Material for this exercise:
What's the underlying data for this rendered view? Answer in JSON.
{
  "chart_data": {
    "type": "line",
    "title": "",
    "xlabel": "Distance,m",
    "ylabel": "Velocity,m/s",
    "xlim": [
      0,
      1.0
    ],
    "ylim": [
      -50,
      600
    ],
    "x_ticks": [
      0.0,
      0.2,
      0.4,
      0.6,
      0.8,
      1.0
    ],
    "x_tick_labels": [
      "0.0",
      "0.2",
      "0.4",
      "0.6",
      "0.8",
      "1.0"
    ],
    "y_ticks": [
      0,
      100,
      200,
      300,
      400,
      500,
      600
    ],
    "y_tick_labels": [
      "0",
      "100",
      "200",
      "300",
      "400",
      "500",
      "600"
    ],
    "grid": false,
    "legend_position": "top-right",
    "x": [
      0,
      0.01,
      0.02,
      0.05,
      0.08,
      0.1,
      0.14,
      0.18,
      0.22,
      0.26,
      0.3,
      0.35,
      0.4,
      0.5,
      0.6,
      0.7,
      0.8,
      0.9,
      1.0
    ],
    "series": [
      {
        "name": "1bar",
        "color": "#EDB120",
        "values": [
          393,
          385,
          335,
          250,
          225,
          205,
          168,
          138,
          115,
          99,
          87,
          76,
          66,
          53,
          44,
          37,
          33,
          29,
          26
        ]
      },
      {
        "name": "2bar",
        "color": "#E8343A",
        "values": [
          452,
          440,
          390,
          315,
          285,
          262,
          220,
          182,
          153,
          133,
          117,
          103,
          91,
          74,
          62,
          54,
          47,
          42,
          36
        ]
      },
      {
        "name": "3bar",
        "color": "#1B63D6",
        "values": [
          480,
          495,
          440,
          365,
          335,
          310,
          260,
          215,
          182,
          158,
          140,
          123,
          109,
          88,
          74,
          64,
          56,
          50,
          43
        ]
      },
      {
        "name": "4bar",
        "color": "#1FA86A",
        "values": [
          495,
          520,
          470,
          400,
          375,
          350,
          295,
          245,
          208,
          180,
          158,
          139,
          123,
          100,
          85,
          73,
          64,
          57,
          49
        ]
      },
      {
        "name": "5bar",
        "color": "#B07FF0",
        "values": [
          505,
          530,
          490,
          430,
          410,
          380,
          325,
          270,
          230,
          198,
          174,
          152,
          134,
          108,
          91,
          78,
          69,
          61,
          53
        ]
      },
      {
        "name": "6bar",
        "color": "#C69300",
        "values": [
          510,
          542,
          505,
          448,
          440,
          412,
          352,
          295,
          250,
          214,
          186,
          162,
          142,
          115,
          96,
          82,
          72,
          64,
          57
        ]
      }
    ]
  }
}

What you need to do: List every line above that contains the word "name".

Result of this task:
        "name": "1bar",
        "name": "2bar",
        "name": "3bar",
        "name": "4bar",
        "name": "5bar",
        "name": "6bar",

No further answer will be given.